#### What you need to do
Can the data below be echoed back word for word?

Data excerpts
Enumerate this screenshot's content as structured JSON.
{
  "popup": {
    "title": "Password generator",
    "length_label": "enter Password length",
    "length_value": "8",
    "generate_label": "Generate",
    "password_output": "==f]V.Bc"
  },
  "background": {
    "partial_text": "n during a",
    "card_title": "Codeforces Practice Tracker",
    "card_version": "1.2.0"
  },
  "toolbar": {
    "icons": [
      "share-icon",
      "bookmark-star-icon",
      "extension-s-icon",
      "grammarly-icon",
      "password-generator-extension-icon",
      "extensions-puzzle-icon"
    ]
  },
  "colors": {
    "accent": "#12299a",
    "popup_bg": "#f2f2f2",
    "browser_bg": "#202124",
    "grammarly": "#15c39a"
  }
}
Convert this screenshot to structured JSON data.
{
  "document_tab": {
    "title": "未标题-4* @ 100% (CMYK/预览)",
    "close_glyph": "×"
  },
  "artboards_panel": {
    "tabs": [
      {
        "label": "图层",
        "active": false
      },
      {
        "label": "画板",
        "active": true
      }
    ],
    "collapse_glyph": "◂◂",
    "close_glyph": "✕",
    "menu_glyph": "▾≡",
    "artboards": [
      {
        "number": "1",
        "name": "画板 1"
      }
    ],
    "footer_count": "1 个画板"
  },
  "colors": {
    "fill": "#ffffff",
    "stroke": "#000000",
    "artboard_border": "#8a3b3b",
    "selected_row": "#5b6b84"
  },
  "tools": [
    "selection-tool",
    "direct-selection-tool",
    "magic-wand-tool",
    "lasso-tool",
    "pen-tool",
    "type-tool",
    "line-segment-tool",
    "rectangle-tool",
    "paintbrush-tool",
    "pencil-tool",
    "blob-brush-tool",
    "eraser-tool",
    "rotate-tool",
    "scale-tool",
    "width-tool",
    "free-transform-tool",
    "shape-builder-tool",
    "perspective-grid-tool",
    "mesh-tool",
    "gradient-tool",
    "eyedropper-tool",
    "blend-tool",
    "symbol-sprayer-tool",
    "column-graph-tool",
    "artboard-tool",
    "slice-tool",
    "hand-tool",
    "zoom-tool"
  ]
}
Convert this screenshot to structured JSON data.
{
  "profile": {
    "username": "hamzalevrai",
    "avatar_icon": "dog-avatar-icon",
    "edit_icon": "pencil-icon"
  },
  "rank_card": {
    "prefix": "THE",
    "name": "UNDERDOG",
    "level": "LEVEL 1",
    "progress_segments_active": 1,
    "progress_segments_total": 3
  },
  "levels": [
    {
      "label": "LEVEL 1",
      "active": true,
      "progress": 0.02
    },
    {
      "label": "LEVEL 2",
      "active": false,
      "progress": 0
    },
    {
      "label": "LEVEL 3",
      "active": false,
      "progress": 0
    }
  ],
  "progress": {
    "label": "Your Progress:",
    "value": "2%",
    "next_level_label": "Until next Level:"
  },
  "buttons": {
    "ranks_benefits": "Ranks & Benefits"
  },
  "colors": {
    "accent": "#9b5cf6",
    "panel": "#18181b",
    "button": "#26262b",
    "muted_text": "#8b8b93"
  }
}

#### Response for this exercise
Enumerate this screenshot's content as structured JSON.
{
  "popup": {
    "title": "Password generator",
    "length_label": "enter Password length",
    "length_value": "8",
    "generate_label": "Generate",
    "password_output": "==f]V.Bc"
  },
  "background": {
    "partial_text": "n during a",
    "card_title": "Codeforces Practice Tracker",
    "card_version": "1.2.0"
  },
  "toolbar": {
    "icons": [
      "share-icon",
      "bookmark-star-icon",
      "extension-s-icon",
      "grammarly-icon",
      "password-generator-extension-icon",
      "extensions-puzzle-icon"
    ]
  },
  "colors": {
    "accent": "#12299a",
    "popup_bg": "#f2f2f2",
    "browser_bg": "#202124",
    "grammarly": "#15c39a"
  }
}
Convert this screenshot to structured JSON data.
{
  "document_tab": {
    "title": "未标题-4* @ 100% (CMYK/预览)",
    "close_glyph": "×"
  },
  "artboards_panel": {
    "tabs": [
      {
        "label": "图层",
        "active": false
      },
      {
        "label": "画板",
        "active": true
      }
    ],
    "collapse_glyph": "◂◂",
    "close_glyph": "✕",
    "menu_glyph": "▾≡",
    "artboards": [
      {
        "number": "1",
        "name": "画板 1"
      }
    ],
    "footer_count": "1 个画板"
  },
  "colors": {
    "fill": "#ffffff",
    "stroke": "#000000",
    "artboard_border": "#8a3b3b",
    "selected_row": "#5b6b84"
  },
  "tools": [
    "selection-tool",
    "direct-selection-tool",
    "magic-wand-tool",
    "lasso-tool",
    "pen-tool",
    "type-tool",
    "line-segment-tool",
    "rectangle-tool",
    "paintbrush-tool",
    "pencil-tool",
    "blob-brush-tool",
    "eraser-tool",
    "rotate-tool",
    "scale-tool",
    "width-tool",
    "free-transform-tool",
    "shape-builder-tool",
    "perspective-grid-tool",
    "mesh-tool",
    "gradient-tool",
    "eyedropper-tool",
    "blend-tool",
    "symbol-sprayer-tool",
    "column-graph-tool",
    "artboard-tool",
    "slice-tool",
    "hand-tool",
    "zoom-tool"
  ]
}
Convert this screenshot to structured JSON data.
{
  "profile": {
    "username": "hamzalevrai",
    "avatar_icon": "dog-avatar-icon",
    "edit_icon": "pencil-icon"
  },
  "rank_card": {
    "prefix": "THE",
    "name": "UNDERDOG",
    "level": "LEVEL 1",
    "progress_segments_active": 1,
    "progress_segments_total": 3
  },
  "levels": [
    {
      "label": "LEVEL 1",
      "active": true,
      "progress": 0.02
    },
    {
      "label": "LEVEL 2",
      "active": false,
      "progress": 0
    },
    {
      "label": "LEVEL 3",
      "active": false,
      "progress": 0
    }
  ],
  "progress": {
    "label": "Your Progress:",
    "value": "2%",
    "next_level_label": "Until next Level:"
  },
  "buttons": {
    "ranks_benefits": "Ranks & Benefits"
  },
  "colors": {
    "accent": "#9b5cf6",
    "panel": "#18181b",
    "button": "#26262b",
    "muted_text": "#8b8b93"
  }
}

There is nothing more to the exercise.